### Task to carry out:
Scan the data beneath this task and copy each line that includes "skramirez".

Data excerpts
══════════

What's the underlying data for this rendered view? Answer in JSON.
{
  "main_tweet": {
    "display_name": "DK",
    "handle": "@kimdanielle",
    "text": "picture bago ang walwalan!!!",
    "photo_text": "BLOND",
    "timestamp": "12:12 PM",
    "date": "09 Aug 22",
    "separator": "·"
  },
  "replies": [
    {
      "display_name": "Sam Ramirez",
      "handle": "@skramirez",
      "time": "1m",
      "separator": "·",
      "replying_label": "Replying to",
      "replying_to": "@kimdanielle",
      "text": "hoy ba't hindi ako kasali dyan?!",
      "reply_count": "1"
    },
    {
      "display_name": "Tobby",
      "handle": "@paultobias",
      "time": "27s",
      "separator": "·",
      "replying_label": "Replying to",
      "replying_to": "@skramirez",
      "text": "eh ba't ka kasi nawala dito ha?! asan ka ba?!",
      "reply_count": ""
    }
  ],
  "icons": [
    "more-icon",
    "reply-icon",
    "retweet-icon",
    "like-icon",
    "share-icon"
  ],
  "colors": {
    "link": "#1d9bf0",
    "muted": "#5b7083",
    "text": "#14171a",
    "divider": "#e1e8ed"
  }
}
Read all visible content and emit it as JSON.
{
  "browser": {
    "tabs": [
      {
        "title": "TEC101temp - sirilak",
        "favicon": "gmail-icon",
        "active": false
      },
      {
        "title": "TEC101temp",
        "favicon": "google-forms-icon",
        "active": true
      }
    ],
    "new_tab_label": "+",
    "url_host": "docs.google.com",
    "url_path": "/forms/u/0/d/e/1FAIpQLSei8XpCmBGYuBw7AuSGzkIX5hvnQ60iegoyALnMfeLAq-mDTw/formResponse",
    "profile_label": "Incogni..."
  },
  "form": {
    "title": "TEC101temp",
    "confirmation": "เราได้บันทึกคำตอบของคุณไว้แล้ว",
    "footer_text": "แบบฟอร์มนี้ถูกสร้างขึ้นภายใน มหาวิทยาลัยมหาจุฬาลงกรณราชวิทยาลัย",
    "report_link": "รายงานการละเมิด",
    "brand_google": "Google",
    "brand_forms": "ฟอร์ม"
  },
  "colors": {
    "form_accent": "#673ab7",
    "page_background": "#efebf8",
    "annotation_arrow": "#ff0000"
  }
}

══════════

### The result:
      "handle": "@skramirez",
      "replying_to": "@skramirez",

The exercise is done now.